**TO DO**
Find all lines in the records that include the word "parçası", and copy them out.
--- Begin ROWS ---
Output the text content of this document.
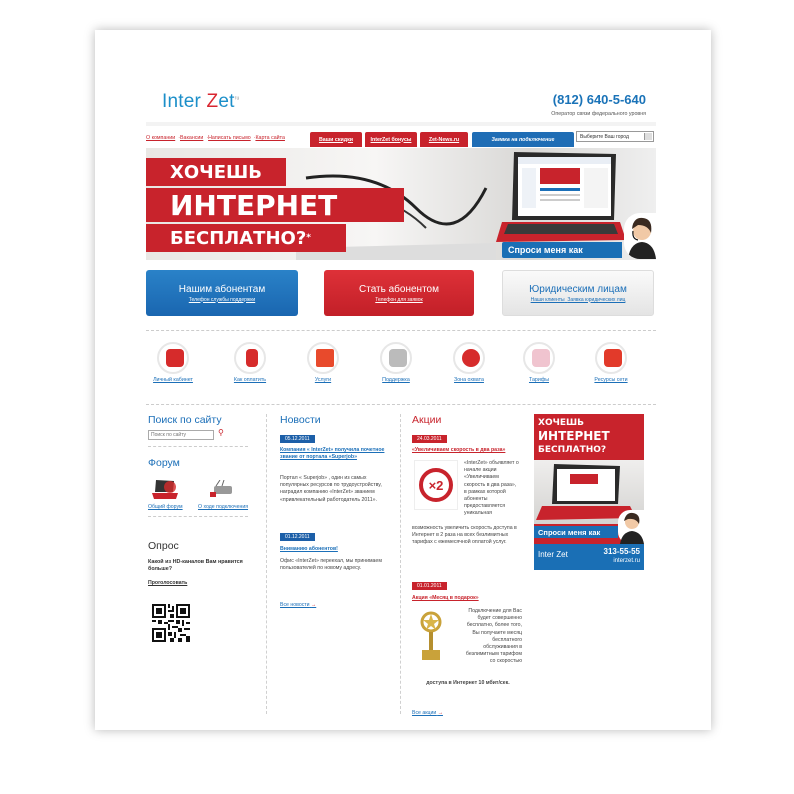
Inter Zet$^{ru}$	(812) 640-5-640
Оператор связи федерального уровня
О компании ·Вакансии ·Написать письмо ·Карта сайта	Ваши скидки	InterZet бонусы	Zet-News.ru	Заявка на подключение	Выберите Ваш город
ХОЧЕШЬ
ИНТЕРНЕТ
БЕСПЛАТНО? *
Спроси меня как
Нашим абонентам
Телефон службы поддержки
Стать абонентом
Телефон для заявок
Юридическим лицам
Наши клиенты Заявка юридических лиц
Личный кабинет	Как оплатить	Услуги	Поддержка	Зона охвата	Тарифы	Ресурсы сети
Поиск по сайту
Поиск по сайту
⚲
Форум
Общий форум	О ходе подключения
Опрос
Какой из HD-каналов Вам нравится больше?
Проголосовать
Новости
05.12.2011
Компания « InterZet» получила почетное звание от портала «Superjob»
Портал « Superjob» , один из самых популярных ресурсов по трудоустройству, наградил компанию «InterZet» званием «привлекательный работодатель 2011».
01.12.2011
Вниманию абонентов!
Офис «InterZet» переехал, мы принимаем пользователей по новому адресу.
Все новости →
Акции
24.03.2011
«Увеличиваем скорость в два раза»
×2
«InterZet» объявляет о начале акции «Увеличиваем скорость в два раза», в рамках которой абоненты предоставляется уникальная
возможность увеличить скорость доступа в Интернет в 2 раза на всех безлимитных тарифах с ежемесячной оплатой услуг.
01.01.2011
Акция «Месяц в подарок»
Подключение для Вас будет совершенно бесплатно, более того, Вы получаете месяц бесплатного обслуживания в безлимитным тарифом со скоростью
доступа в Интернет 10 мбит/сек.
Все акции →
ХОЧЕШЬ
ИНТЕРНЕТ
БЕСПЛАТНО?
Спроси меня как
Inter Zet	313-55-55
interzet.ru
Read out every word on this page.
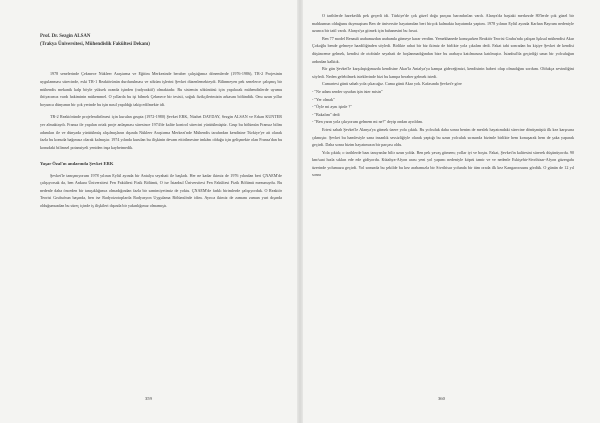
Prof. Dr. Sezgin ALSAN
(Trakya Üniversitesi, Mühendislik Fakültesi Dekanı)

1978 senelerinde Çekmece Nükleer Araştırma ve Eğitim Merkezinde beraber çalıştığımız dönemlerde (1976-1986), TR-2 Projesinin uygulanması sürecinde, eski TR-1 Reaktörünün durdurulması ve söküm işlerini Şevket düzenlemekteydi. Bilinmeyen pek senelerce çalışmış bir mühendis mekanik kalp böyle yüksek oranda işinden (radyoaktif) olmaktadır. Bu sistemin söküntüsü için yapılacak mühendislerde uyumu ihtiyacımız vardı hakiminin mükemmel. O yıllarda bu işi bilmek Çekmece bir tesisti, soğuk fizikçilerimizin arkasını bölündük. Onu uzun yıllar boyunca dünyanın bir çok yerinde bu işin nasıl yapıldığı takip edilmekte idi.

TR-2 Reaktöründe projelendirilmesi için kurulan grupta (1972-1980) Şevket ERK, Nüzhet DAYDAY, Sezgin ALSAN ve Erkan KUNTER yer almaktaydı. Fransa ile yapılan ortak proje anlaşması süresince 1974'de kalite kontrol sürecini yürütülmüştür. Grup bu bölümün Fransız bilim adamları ile ve dünyada yürütülmüş alışılmışların dışında Nükleer Araştırma Merkezi'nde Mühendis tarafından kendisine Türkiye'ye ait olarak fazla bu konuda bağımsız olarak kalmıştır. 1974 yılında kurulan bu ilişkinin devam ettirilmesine imkânı olduğu için gelişmekte olan Fransa'dan bu konudaki bilimsel potansiyeli yeniden inşa kaybetmedik.

Yaşar Özal'ın anılarında Şevket ERK

Şevket'le tanışmıyorum 1978 yılının Eylül ayında bir Antalya seyahati ile başladı. Her ne kadar ikimiz de 1976 yılından beri ÇNAEM'de çalışıyorsak da, ben Ankara Üniversitesi Fen Fakültesi Fizik Bölümü, O ise İstanbul Üniversitesi Fen Fakültesi Fizik Bölümü mezunuydu. Bu nedenle daha önceden bir tanışıklığımız olmadığından fazla bir samimiyetimiz de yoktu. ÇNAEM'de farklı birimlerde çalışıyorduk. O Reaktör Teorisi Grubu'nun başında, ben ise Radyoizotoplarda Radyasyon Uygulama Bölümü'nde idim. Ayrıca ikimiz de zamanı zaman yurt dışında olduğumuzdan bu süreç içinde iş ilişkileri dışında bir yakınlığımız olmamıştı.

359

O tarihlerde hareketlik pek geçerli idi. Türkiye'de çok güzel doğa parçası barındırılan vardı. Alanya'da baştaki merkezde 80'lerde çok güzel bir mahkumun olduğunu duymuştum Ben de üniversite hayatımdan beri birçok kalmakta hayatımda yaptım. 1978 yılının Eylül ayında Karhan Bayram nedeniyle uzunca bir tatil vardı. Alanya'ya gitmek için bahanesini bu fırsat.

Ben 77 model Renault arabamızdan arabamla gitmeye karar verdim. Yemekhanede konuşurken Reaktör Teorisi Grubu'nda çalışan Işıksal mühendisi Akar Çokoğlu bende gelmeye hazdiliğinden söyledi. Birlikte rahat bir biz ikimiz de birlikte yola çıkalım dedi. Fakat tabi sonradan bu kişiye Şevket de kendisi düşünceme gelmek, kendisi de otobüsle seyahati de hoşlanmadığından bize bu arabaya katılmasına katılmıştır. İstanbul'da geçirdiği uzun bir yolculuğun ardından kalktık.

Bir gün Şevket'le karşılaştığımızda kendisine Akar'la Antalya'ya kampa gideceğimizi, kendisinin haberi olup olmadığını sordum. Oldukça sevindiğini söyledi. Neden gelebilmek isteklerinde bizi bu kampa beraber gelmek istedi.

Cumartesi günü sabah yola çıkacağız. Cuma günü Akar yok. Kafasında Şevket'e göre

- "Ne adam sender uyudun işin ister misin"

- "Yer olmak"

- "Öyle mi aynı işinle ?"

- "Bakalım" dedi

- "Ben yarın yola çıkıyorum gelmem mi ne?" deyip ondan ayrıldım.

Ertesi sabah Şevket'le Alanya'ya gitmek üzere yola çıktık. Bu yolculuk daha sonra benim de meslek hayatımdaki sürecine dönüşmüştü ilk kez karşısına çıkmıştır. Şevket bu hamlesiyle sana insanlık sessizliğiyle olarak yaptığı bu uzun yolculuk sırasında bizimle birlikte hem konuşarak hem de şaka yaparak geçirdi. Daha sonra bizim hayatımızın bir parçası oldu.

Yola çıktık; o tarihlerde bazı tanıyanlar bilir uzun yolda. Ben pek yavaş gitmem; yollar iyi ve boştu. Fakat, Şevket'in kalitesini sürerek düşünüyordu. 90 km/saat hızla sıkları ede ede gidiyordu. Kütahya-Afyon arası yeni yol yapımı nedeniyle köprü tamir ve ve nedenle Eskişehir-Sivrihisar-Afyon güzergahı üzerinde yolumuzu geçirdi. Yol sonunda bu şekilde bu kez arabamızla bir Sivrihisar yolunda bir tüm orada ilk kez Kangaroosunu gördük. O günün de 12 yıl sonra

360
--- End ROWS ---
**FULL SOLUTION**
O tarihlerde hareketlik pek geçerli idi. Türkiye'de çok güzel doğa parçası barındırılan vardı. Alanya'da baştaki merkezde 80'lerde çok güzel bir mahkumun olduğunu duymuştum Ben de üniversite hayatımdan beri birçok kalmakta hayatımda yaptım. 1978 yılının Eylül ayında Karhan Bayram nedeniyle uzunca bir tatil vardı. Alanya'ya gitmek için bahanesini bu fırsat.
Ertesi sabah Şevket'le Alanya'ya gitmek üzere yola çıktık. Bu yolculuk daha sonra benim de meslek hayatımdaki sürecine dönüşmüştü ilk kez karşısına çıkmıştır. Şevket bu hamlesiyle sana insanlık sessizliğiyle olarak yaptığı bu uzun yolculuk sırasında bizimle birlikte hem konuşarak hem de şaka yaparak geçirdi. Daha sonra bizim hayatımızın bir parçası oldu.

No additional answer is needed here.